- **AVAILABLE RECORDS**
···

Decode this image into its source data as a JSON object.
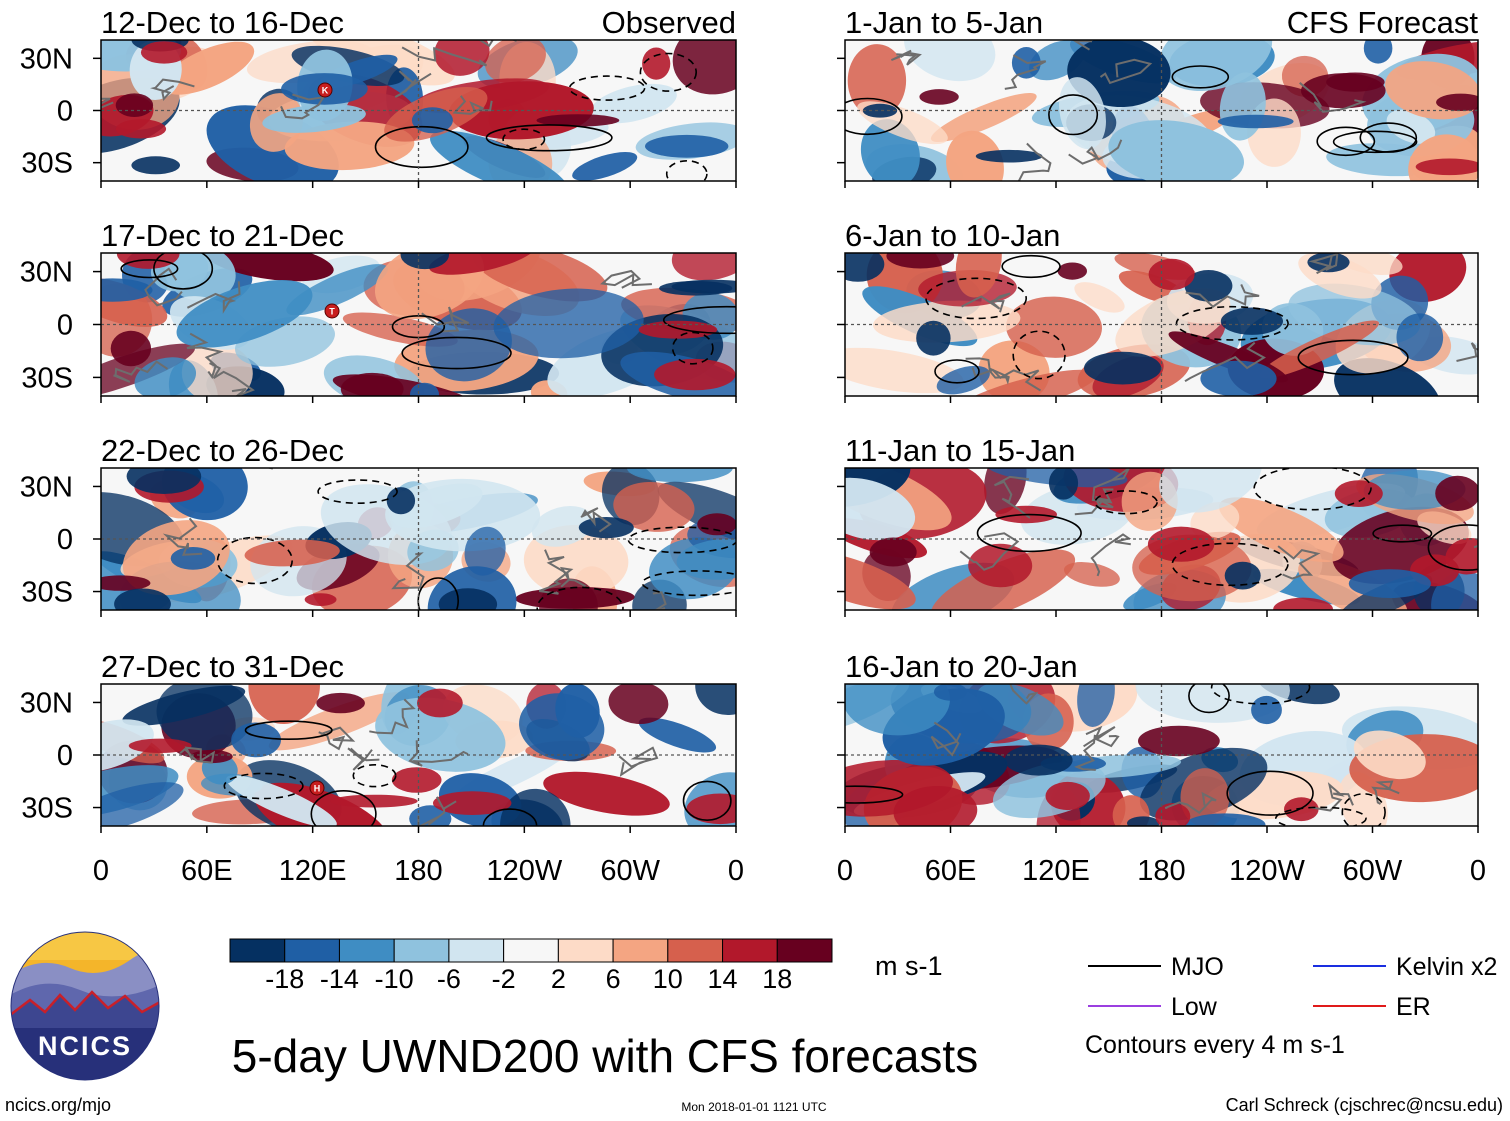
{
  "chart_data": {
    "type": "heatmap",
    "title": "5-day UWND200 with CFS forecasts",
    "variable": "UWND200",
    "units": "m s-1",
    "colorbar": {
      "ticks": [
        "-18",
        "-14",
        "-10",
        "-6",
        "-2",
        "2",
        "6",
        "10",
        "14",
        "18"
      ],
      "colors": [
        "#053061",
        "#1f5fa5",
        "#3f8dc3",
        "#8fc2de",
        "#d1e5f0",
        "#f7f7f7",
        "#fddbc7",
        "#f4a582",
        "#d6604d",
        "#b2182b",
        "#67001f"
      ]
    },
    "x_ticks": [
      "0",
      "60E",
      "120E",
      "180",
      "120W",
      "60W",
      "0"
    ],
    "y_ticks": [
      "30N",
      "0",
      "30S"
    ],
    "column_headers": {
      "observed": "Observed",
      "forecast": "CFS Forecast"
    },
    "panels": [
      {
        "column": "observed",
        "title": "12-Dec to 16-Dec",
        "marker": "K"
      },
      {
        "column": "observed",
        "title": "17-Dec to 21-Dec",
        "marker": "T"
      },
      {
        "column": "observed",
        "title": "22-Dec to 26-Dec",
        "marker": ""
      },
      {
        "column": "observed",
        "title": "27-Dec to 31-Dec",
        "marker": "H"
      },
      {
        "column": "forecast",
        "title": "1-Jan to 5-Jan",
        "marker": ""
      },
      {
        "column": "forecast",
        "title": "6-Jan to 10-Jan",
        "marker": ""
      },
      {
        "column": "forecast",
        "title": "11-Jan to 15-Jan",
        "marker": ""
      },
      {
        "column": "forecast",
        "title": "16-Jan to 20-Jan",
        "marker": ""
      }
    ],
    "legend": [
      {
        "label": "MJO",
        "color": "#000000"
      },
      {
        "label": "Kelvin x2",
        "color": "#1a2ee0"
      },
      {
        "label": "Low",
        "color": "#9b3fe0"
      },
      {
        "label": "ER",
        "color": "#e01a1a"
      }
    ],
    "contour_note": "Contours every 4 m s-1"
  },
  "footer": {
    "logo_text": "NCICS",
    "url": "ncics.org/mjo",
    "timestamp": "Mon 2018-01-01 1121 UTC",
    "credit": "Carl Schreck (cjschrec@ncsu.edu)"
  }
}
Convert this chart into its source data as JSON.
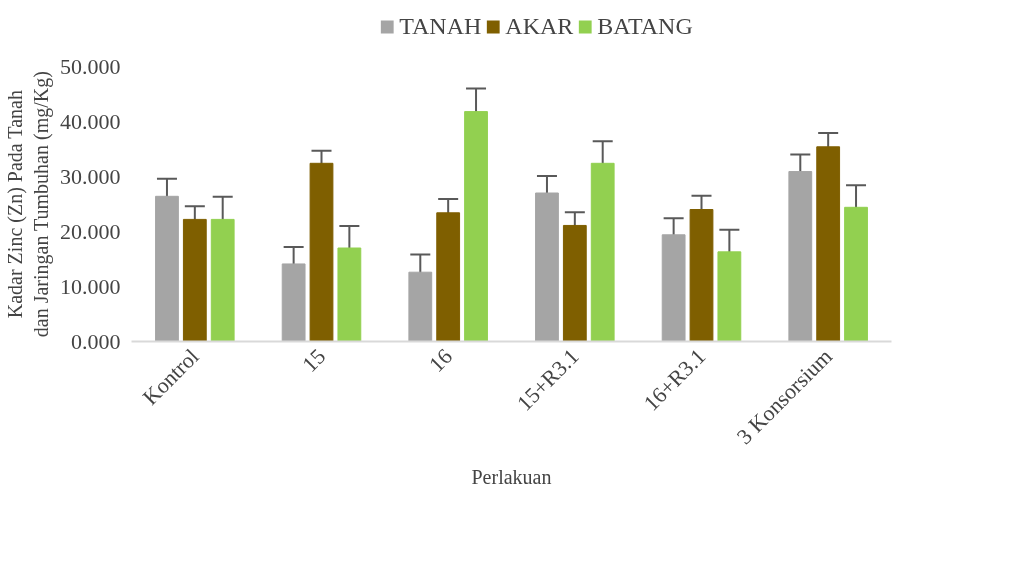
{
  "chart_data": {
    "type": "bar",
    "xlabel": "Perlakuan",
    "ylabel": "Kadar Zinc (Zn) Pada Tanah dan Jaringan Tumbuhan (mg/Kg)",
    "categories": [
      "Kontrol",
      "15",
      "16",
      "15+R3.1",
      "16+R3.1",
      "3 Konsorsium"
    ],
    "series": [
      {
        "name": "TANAH",
        "color": "#a5a5a5",
        "values": [
          26.4,
          14.1,
          12.6,
          27.0,
          19.4,
          30.9
        ],
        "errors": [
          3.2,
          3.1,
          3.2,
          3.1,
          3.0,
          3.1
        ]
      },
      {
        "name": "AKAR",
        "color": "#7f5f00",
        "values": [
          22.2,
          32.4,
          23.4,
          21.1,
          24.0,
          35.4
        ],
        "errors": [
          2.4,
          2.3,
          2.5,
          2.4,
          2.5,
          2.5
        ]
      },
      {
        "name": "BATANG",
        "color": "#92d050",
        "values": [
          22.2,
          17.0,
          41.8,
          32.4,
          16.3,
          24.4
        ],
        "errors": [
          4.1,
          4.0,
          4.2,
          4.0,
          4.0,
          4.0
        ]
      }
    ],
    "ylim": [
      0,
      50
    ],
    "yticks": [
      {
        "value": 0,
        "label": "0.000"
      },
      {
        "value": 10,
        "label": "10.000"
      },
      {
        "value": 20,
        "label": "20.000"
      },
      {
        "value": 30,
        "label": "30.000"
      },
      {
        "value": 40,
        "label": "40.000"
      },
      {
        "value": 50,
        "label": "50.000"
      }
    ],
    "grid": false,
    "legend": "top"
  }
}
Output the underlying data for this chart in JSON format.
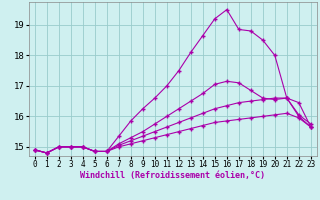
{
  "xlabel": "Windchill (Refroidissement éolien,°C)",
  "background_color": "#cff0f0",
  "line_color": "#aa00aa",
  "grid_color": "#99cccc",
  "xlim": [
    -0.5,
    23.5
  ],
  "ylim": [
    14.7,
    19.75
  ],
  "xticks": [
    0,
    1,
    2,
    3,
    4,
    5,
    6,
    7,
    8,
    9,
    10,
    11,
    12,
    13,
    14,
    15,
    16,
    17,
    18,
    19,
    20,
    21,
    22,
    23
  ],
  "yticks": [
    15,
    16,
    17,
    18,
    19
  ],
  "series": [
    [
      14.9,
      14.8,
      15.0,
      15.0,
      15.0,
      14.85,
      14.85,
      15.35,
      15.85,
      16.25,
      16.6,
      17.0,
      17.5,
      18.1,
      18.65,
      19.2,
      19.5,
      18.85,
      18.8,
      18.5,
      18.0,
      16.6,
      16.05,
      15.75
    ],
    [
      14.9,
      14.8,
      15.0,
      15.0,
      15.0,
      14.85,
      14.85,
      15.1,
      15.3,
      15.5,
      15.75,
      16.0,
      16.25,
      16.5,
      16.75,
      17.05,
      17.15,
      17.1,
      16.85,
      16.6,
      16.55,
      16.6,
      16.0,
      15.65
    ],
    [
      14.9,
      14.8,
      15.0,
      15.0,
      15.0,
      14.85,
      14.85,
      15.05,
      15.2,
      15.35,
      15.5,
      15.65,
      15.8,
      15.95,
      16.1,
      16.25,
      16.35,
      16.45,
      16.5,
      16.55,
      16.6,
      16.6,
      16.45,
      15.65
    ],
    [
      14.9,
      14.8,
      15.0,
      15.0,
      15.0,
      14.85,
      14.85,
      15.0,
      15.1,
      15.2,
      15.3,
      15.4,
      15.5,
      15.6,
      15.7,
      15.8,
      15.85,
      15.9,
      15.95,
      16.0,
      16.05,
      16.1,
      15.95,
      15.65
    ]
  ],
  "marker": "+",
  "markersize": 3.5,
  "linewidth": 0.8
}
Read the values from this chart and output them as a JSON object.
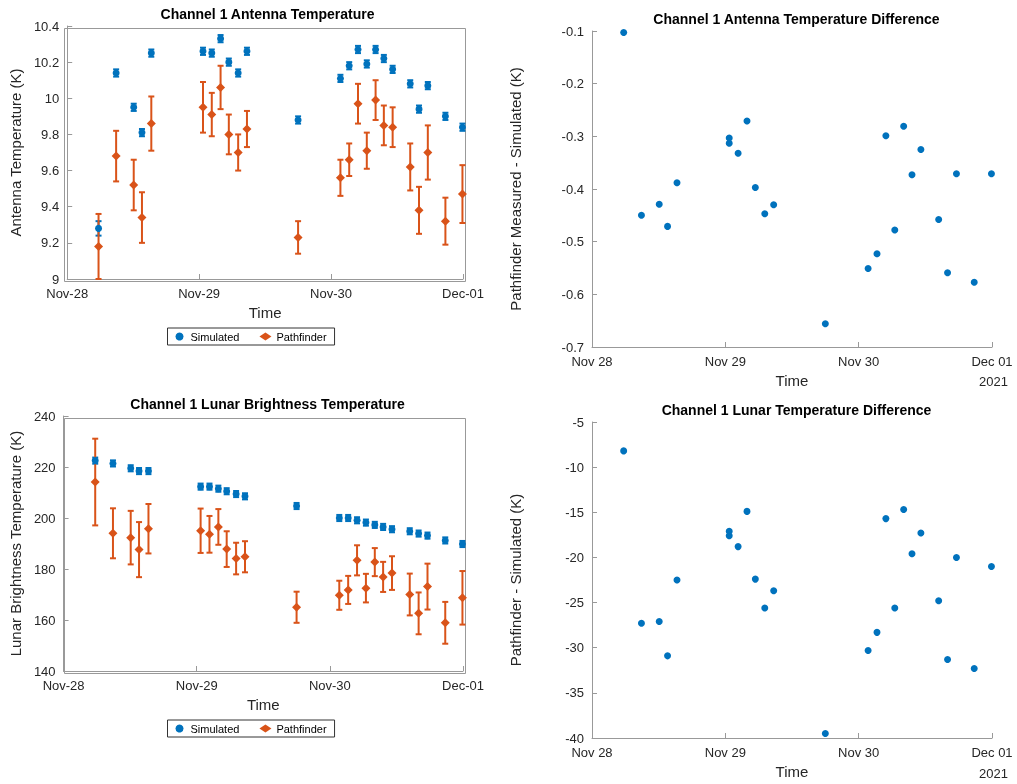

···

Check each line of the records for the word "into", and show the lines that contain it.

Decode this image into its source data as a JSON object.
Convert this chart into its source data as JSON.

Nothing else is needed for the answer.